Do this: From the listing below, pull out the lines that hold "text".
# # # #
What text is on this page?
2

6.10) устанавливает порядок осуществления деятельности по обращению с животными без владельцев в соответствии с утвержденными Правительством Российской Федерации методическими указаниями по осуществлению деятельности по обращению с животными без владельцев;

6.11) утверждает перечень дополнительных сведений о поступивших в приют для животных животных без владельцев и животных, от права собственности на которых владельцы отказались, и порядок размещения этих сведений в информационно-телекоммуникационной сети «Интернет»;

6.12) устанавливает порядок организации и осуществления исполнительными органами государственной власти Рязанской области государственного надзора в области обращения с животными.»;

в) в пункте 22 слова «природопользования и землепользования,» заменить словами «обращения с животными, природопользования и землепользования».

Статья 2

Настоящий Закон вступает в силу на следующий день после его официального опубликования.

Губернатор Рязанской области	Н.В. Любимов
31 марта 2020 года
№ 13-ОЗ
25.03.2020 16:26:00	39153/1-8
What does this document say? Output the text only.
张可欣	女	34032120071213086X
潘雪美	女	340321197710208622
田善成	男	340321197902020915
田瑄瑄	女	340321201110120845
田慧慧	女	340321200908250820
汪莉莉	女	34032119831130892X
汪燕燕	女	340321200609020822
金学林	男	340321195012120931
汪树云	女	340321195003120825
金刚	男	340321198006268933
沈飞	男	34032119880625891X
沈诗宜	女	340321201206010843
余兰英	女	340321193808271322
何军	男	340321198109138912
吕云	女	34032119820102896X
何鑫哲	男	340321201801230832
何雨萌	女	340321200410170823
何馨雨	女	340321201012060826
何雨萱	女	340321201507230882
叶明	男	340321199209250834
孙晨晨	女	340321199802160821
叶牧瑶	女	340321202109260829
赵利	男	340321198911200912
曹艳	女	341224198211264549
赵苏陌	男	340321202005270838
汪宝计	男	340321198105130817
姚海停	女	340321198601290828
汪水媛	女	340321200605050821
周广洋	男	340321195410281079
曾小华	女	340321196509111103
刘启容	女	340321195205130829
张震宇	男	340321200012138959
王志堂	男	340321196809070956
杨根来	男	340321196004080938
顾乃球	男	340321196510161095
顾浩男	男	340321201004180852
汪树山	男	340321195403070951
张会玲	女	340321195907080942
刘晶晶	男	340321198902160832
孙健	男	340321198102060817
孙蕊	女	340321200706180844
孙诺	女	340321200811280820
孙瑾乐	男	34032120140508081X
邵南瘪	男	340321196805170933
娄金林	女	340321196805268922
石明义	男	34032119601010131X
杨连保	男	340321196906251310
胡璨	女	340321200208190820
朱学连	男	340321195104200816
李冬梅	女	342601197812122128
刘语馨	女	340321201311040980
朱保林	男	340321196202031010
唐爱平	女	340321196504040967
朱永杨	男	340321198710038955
# # # #
Solved problem:
What text is on this page?
What does this document say? Output the text only.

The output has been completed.